start Dataset excerpts
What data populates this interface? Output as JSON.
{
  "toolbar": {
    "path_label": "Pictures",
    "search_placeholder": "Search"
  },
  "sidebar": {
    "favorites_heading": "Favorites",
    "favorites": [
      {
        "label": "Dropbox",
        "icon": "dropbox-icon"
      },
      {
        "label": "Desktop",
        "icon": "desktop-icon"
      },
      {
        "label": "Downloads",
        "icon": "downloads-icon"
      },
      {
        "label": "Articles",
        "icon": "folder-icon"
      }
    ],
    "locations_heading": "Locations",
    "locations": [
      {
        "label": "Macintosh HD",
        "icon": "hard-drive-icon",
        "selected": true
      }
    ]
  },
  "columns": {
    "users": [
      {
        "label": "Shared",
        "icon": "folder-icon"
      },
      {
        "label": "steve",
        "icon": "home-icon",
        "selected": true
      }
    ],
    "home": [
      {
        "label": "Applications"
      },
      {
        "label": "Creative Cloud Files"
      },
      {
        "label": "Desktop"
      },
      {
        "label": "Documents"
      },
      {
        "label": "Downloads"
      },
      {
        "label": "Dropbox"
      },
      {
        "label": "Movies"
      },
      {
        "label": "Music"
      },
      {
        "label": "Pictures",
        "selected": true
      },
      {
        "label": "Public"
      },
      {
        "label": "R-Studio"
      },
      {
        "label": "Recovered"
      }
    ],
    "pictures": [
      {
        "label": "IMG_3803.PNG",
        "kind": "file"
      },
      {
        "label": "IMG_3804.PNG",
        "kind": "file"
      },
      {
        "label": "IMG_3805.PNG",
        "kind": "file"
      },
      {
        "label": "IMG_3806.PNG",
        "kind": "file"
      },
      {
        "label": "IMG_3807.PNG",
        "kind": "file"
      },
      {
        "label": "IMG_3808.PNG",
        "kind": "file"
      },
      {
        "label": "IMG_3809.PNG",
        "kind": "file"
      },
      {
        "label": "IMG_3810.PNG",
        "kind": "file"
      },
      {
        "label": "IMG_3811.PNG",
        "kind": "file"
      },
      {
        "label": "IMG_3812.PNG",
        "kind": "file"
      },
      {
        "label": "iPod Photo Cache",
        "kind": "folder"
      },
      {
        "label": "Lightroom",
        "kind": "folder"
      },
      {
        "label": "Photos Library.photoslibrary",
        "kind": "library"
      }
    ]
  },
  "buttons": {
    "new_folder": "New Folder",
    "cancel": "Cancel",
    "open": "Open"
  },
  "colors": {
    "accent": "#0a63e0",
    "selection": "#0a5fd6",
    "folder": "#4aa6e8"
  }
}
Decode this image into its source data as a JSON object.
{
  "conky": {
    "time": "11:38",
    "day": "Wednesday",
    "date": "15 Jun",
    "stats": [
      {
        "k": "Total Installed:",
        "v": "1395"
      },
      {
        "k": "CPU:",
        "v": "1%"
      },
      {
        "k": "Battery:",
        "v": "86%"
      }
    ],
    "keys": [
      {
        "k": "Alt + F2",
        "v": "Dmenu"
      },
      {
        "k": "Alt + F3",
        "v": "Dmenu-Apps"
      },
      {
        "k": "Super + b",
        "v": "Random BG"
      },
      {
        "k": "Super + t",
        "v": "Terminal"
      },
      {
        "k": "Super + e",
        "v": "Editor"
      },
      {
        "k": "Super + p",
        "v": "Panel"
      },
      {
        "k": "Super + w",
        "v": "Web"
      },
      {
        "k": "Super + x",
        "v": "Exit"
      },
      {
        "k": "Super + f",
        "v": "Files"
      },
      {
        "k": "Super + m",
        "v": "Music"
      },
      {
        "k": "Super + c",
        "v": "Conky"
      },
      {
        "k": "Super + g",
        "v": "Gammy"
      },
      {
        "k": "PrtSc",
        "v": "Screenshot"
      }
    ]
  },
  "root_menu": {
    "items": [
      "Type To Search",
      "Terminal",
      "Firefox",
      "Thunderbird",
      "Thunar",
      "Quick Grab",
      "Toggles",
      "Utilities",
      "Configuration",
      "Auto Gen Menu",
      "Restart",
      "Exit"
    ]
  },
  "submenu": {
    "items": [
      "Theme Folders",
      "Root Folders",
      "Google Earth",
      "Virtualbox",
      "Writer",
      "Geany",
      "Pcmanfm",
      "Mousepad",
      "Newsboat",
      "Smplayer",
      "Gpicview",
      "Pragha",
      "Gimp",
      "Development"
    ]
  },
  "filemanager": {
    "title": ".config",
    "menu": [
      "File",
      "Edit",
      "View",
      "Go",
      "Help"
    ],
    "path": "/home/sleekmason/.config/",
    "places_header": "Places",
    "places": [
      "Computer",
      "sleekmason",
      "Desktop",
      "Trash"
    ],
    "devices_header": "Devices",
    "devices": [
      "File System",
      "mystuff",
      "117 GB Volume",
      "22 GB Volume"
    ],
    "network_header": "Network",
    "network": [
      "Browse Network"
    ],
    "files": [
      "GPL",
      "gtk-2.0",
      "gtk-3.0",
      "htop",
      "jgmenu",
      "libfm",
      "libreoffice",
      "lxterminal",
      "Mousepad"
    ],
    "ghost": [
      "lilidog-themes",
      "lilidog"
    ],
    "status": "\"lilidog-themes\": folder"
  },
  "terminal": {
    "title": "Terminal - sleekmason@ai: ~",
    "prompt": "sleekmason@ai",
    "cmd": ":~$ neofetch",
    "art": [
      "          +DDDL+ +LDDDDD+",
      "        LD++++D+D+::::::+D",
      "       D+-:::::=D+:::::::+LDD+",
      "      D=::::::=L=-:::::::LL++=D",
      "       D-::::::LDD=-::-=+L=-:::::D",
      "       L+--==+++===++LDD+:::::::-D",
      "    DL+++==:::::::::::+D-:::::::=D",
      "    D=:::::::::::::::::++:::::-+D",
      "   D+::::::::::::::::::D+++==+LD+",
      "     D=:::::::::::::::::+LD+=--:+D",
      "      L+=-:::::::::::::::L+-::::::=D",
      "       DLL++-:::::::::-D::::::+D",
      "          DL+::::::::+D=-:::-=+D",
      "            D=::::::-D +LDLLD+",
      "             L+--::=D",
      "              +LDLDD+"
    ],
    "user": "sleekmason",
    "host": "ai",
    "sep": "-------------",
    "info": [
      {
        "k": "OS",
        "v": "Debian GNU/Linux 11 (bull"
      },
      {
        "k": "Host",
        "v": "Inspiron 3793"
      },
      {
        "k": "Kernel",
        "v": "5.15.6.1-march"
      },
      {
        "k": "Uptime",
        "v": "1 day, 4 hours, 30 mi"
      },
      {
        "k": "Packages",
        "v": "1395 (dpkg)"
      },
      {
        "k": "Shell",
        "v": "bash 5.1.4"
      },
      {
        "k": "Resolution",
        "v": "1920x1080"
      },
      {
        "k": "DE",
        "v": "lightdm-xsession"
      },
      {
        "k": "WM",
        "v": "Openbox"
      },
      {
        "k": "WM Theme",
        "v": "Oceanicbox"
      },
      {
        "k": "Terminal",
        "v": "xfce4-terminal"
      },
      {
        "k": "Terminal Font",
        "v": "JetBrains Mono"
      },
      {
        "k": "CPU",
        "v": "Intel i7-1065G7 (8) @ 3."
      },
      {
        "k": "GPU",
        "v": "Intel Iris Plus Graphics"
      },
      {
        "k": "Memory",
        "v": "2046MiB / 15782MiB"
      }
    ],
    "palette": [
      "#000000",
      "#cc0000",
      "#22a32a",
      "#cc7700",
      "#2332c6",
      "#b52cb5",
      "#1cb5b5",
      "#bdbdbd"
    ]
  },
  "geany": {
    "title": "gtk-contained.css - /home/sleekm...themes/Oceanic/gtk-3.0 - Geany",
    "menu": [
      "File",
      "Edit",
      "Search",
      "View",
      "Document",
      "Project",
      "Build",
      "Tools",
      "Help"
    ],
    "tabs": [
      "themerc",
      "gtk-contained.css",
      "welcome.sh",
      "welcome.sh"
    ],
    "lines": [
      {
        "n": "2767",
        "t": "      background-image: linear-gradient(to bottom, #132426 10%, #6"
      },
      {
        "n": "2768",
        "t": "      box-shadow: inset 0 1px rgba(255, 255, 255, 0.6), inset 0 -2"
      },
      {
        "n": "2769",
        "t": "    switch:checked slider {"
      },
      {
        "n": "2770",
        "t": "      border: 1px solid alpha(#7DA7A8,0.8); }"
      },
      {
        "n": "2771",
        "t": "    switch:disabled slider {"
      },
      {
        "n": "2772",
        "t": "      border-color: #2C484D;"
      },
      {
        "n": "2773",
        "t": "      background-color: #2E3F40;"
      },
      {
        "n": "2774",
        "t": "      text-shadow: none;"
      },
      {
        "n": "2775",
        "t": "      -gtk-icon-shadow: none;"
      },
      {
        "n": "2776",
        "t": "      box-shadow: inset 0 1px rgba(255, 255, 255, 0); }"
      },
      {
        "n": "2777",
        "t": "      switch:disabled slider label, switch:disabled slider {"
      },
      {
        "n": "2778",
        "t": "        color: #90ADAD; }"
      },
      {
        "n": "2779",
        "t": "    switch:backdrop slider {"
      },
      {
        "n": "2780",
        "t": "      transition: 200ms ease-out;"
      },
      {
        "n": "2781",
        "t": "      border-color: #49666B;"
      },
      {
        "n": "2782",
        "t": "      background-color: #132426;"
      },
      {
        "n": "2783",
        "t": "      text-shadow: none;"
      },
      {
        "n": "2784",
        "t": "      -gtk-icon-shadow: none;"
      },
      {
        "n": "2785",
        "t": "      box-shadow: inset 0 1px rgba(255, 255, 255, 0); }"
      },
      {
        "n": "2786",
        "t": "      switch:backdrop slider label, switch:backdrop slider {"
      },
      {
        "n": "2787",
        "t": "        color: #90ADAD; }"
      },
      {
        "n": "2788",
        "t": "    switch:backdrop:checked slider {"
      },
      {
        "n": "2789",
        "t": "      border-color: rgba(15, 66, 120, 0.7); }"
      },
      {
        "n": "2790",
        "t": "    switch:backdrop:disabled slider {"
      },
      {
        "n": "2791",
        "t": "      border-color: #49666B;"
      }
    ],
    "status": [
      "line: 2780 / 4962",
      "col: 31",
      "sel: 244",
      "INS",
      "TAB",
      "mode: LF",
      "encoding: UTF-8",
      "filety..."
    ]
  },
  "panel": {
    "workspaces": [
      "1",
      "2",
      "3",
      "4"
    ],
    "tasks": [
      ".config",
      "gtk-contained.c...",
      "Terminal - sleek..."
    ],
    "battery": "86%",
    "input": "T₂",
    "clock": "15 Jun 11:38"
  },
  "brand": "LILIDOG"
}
end Dataset excerpts
## Aim of the exercise
Report the number of lines in the entries above that include the string "checked". Give nothing but the number.

## Exercise response
2